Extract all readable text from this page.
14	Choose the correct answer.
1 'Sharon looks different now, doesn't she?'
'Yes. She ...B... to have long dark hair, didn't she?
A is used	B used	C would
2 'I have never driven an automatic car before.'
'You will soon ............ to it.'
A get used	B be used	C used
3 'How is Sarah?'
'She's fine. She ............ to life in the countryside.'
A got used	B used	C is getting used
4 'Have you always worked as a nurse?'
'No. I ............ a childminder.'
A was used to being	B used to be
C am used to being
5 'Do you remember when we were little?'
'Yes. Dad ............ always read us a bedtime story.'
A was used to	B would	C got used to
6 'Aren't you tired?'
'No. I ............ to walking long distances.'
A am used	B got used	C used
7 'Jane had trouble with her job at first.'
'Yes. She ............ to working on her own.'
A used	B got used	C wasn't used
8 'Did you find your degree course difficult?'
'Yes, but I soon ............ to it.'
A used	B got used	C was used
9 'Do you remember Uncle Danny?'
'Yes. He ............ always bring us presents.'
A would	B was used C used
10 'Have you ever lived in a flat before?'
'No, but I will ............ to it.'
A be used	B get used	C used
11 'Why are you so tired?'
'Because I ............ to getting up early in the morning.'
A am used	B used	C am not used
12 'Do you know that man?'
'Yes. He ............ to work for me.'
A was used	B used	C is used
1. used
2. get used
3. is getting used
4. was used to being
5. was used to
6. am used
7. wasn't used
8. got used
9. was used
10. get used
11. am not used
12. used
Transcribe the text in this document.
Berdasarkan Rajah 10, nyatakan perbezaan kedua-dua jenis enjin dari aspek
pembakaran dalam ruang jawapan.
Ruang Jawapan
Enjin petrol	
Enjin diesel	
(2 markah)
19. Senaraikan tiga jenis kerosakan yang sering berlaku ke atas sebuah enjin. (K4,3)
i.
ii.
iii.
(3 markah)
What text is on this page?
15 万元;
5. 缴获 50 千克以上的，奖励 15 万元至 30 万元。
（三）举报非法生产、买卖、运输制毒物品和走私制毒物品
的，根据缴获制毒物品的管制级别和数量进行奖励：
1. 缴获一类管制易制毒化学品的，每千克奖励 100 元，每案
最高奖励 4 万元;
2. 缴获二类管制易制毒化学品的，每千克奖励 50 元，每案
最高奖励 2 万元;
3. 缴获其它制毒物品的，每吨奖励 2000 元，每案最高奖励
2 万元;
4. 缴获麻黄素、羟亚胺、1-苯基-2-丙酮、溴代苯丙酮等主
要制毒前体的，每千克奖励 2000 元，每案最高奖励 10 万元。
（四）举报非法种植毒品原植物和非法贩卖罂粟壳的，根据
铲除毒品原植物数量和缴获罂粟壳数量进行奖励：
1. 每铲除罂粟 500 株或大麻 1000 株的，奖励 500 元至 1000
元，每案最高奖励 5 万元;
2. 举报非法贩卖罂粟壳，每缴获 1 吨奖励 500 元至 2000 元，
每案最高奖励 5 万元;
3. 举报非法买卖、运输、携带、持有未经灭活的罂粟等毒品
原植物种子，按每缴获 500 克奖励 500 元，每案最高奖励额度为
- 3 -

→ What is required:
From the data above, pick out each line containing "would" and copy it.

→ Expected answer:
A is used	B used	C would
A was used to	B would	C got used to
A would	B was used C used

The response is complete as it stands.